» **Record set**:
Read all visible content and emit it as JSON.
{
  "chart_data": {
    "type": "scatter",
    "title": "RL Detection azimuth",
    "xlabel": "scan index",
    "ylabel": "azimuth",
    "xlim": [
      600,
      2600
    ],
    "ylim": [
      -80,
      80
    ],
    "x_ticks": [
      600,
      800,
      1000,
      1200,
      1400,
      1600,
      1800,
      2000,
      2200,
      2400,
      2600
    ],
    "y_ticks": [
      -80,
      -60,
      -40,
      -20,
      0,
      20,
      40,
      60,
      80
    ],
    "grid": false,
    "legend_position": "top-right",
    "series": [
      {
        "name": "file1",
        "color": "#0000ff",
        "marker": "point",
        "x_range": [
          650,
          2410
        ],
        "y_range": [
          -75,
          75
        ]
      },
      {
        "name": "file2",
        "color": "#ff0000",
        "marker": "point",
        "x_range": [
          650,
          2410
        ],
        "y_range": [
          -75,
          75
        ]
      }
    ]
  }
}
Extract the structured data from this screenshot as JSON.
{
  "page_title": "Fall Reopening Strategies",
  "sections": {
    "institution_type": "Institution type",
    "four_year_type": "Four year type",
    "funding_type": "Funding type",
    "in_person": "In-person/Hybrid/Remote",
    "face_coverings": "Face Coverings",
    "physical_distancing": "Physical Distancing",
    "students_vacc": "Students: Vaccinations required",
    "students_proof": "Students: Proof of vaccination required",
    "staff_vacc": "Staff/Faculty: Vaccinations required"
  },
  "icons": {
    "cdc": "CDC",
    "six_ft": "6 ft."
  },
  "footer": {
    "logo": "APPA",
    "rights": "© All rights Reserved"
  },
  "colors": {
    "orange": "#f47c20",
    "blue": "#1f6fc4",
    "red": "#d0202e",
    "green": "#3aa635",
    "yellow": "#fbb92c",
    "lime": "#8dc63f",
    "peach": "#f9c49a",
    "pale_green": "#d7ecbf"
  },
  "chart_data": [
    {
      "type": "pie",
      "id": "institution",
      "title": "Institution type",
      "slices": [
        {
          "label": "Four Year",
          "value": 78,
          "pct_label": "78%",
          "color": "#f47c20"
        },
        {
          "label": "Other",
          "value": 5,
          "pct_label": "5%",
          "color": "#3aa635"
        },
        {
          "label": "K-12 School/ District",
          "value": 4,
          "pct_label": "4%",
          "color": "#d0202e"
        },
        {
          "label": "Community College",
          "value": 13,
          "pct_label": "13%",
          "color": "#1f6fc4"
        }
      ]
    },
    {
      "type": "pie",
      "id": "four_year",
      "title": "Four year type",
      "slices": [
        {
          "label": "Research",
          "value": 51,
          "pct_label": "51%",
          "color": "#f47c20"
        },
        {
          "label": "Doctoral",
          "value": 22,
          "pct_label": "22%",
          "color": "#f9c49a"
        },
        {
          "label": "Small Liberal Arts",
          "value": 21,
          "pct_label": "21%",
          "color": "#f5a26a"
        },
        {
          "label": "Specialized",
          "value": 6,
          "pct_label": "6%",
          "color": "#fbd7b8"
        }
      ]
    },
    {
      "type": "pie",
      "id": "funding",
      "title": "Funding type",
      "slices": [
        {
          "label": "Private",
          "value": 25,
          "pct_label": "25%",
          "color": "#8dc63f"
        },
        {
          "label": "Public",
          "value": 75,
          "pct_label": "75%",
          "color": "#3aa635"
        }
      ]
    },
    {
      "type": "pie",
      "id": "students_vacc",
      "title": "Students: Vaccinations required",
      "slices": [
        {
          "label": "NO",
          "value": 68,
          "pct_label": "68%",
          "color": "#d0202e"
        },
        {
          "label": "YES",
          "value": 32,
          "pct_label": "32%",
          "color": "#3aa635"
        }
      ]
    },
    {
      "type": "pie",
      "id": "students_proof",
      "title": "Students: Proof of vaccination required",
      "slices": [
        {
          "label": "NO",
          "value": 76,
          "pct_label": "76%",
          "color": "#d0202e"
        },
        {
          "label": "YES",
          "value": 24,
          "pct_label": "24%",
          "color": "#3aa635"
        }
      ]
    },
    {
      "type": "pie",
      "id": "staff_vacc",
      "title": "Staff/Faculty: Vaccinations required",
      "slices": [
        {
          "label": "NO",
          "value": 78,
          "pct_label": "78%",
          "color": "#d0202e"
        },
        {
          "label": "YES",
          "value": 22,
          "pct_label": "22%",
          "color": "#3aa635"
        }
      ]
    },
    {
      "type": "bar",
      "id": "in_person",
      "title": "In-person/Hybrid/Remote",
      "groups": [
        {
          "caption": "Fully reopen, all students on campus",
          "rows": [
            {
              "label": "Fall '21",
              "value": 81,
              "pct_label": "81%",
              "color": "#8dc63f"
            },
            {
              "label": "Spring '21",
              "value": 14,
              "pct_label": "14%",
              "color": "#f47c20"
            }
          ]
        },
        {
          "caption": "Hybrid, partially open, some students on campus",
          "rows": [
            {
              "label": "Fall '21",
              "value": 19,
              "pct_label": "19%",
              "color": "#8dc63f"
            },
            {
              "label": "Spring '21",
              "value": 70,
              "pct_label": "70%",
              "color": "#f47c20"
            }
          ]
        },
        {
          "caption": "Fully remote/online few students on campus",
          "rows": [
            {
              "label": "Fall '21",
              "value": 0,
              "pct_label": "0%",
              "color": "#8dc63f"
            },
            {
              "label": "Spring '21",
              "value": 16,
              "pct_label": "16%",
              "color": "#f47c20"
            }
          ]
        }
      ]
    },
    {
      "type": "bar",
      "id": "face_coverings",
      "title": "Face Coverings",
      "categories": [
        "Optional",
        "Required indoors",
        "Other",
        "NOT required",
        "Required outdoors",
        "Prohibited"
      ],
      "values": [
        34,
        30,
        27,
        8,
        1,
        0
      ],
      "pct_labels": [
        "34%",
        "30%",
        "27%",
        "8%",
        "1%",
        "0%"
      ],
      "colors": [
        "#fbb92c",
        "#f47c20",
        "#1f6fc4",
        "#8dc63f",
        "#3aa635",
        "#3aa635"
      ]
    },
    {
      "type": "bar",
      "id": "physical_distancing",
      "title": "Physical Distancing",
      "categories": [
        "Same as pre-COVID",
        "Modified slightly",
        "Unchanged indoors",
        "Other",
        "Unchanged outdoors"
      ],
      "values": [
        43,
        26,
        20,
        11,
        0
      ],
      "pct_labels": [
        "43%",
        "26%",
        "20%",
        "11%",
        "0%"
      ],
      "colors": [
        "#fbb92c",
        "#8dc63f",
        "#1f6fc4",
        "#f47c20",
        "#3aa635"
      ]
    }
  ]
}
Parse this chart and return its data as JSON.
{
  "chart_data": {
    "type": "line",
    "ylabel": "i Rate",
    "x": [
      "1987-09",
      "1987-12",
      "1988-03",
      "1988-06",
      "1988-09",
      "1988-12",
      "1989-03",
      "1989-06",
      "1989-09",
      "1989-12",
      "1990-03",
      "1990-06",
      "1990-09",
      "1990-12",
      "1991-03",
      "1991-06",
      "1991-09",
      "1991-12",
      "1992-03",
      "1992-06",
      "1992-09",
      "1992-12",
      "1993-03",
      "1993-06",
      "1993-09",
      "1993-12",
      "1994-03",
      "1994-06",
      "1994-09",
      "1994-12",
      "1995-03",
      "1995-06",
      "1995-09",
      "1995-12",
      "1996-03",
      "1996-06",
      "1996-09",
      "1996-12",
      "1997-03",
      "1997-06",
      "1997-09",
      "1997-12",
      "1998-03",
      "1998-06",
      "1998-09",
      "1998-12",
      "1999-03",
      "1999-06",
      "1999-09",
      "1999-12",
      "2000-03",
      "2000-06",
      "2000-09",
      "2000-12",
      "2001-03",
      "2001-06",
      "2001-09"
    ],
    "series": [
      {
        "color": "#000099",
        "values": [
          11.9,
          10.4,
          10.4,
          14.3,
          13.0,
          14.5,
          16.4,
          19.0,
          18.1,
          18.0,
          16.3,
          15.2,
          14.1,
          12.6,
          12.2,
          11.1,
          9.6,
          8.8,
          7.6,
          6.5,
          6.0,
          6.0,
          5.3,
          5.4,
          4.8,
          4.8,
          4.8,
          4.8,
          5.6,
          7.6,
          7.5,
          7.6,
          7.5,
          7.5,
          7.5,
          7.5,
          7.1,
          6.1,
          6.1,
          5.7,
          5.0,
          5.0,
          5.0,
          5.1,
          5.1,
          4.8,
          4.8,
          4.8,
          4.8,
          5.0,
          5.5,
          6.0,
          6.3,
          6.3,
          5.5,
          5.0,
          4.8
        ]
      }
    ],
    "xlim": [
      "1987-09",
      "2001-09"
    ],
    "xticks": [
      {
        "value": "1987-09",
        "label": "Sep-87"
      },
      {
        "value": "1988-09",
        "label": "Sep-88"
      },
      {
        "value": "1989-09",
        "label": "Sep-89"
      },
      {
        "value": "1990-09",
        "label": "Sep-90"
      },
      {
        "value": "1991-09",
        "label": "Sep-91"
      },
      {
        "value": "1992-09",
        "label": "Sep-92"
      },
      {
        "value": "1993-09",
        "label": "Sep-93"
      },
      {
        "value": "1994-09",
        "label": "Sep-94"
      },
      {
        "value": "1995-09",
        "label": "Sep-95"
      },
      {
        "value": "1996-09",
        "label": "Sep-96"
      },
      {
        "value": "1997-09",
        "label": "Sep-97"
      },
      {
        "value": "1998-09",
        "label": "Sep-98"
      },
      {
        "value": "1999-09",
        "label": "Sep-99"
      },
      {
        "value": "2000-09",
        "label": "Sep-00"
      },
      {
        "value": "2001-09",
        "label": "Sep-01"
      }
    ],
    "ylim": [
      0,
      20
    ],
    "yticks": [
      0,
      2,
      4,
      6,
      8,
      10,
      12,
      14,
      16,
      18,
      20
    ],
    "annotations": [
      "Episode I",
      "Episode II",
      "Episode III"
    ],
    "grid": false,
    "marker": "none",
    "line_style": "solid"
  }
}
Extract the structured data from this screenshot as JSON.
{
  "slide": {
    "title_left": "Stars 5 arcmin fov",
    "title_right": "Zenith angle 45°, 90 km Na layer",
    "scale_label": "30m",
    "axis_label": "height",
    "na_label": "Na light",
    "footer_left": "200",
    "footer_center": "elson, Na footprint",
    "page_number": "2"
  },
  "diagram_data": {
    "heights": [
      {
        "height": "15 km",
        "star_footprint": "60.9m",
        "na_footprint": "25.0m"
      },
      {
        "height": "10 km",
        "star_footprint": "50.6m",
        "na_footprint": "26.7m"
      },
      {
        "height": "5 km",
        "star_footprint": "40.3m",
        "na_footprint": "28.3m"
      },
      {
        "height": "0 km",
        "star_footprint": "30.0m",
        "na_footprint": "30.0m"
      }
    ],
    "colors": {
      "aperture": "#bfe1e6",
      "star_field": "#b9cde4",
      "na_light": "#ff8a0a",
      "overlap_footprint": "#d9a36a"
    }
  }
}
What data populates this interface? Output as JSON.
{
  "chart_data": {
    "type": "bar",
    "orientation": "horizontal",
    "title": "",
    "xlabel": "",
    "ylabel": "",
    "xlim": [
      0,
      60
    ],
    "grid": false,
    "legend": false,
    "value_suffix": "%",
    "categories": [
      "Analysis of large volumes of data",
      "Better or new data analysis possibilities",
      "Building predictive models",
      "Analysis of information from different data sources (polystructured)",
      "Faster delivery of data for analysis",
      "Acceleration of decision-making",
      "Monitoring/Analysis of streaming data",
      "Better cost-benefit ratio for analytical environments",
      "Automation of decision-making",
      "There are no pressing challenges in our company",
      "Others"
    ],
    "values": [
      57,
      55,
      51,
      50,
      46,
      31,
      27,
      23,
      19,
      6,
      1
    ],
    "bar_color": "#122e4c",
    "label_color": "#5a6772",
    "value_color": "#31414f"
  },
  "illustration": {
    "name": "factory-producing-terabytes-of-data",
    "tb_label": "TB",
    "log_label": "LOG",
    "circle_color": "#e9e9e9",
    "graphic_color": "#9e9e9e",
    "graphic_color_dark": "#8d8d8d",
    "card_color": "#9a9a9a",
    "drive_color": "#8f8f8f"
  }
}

» **Directive**: Gather, from the listing above, every line carrying the word "making".

» **Task result**:
      "Acceleration of decision-making",
      "Automation of decision-making",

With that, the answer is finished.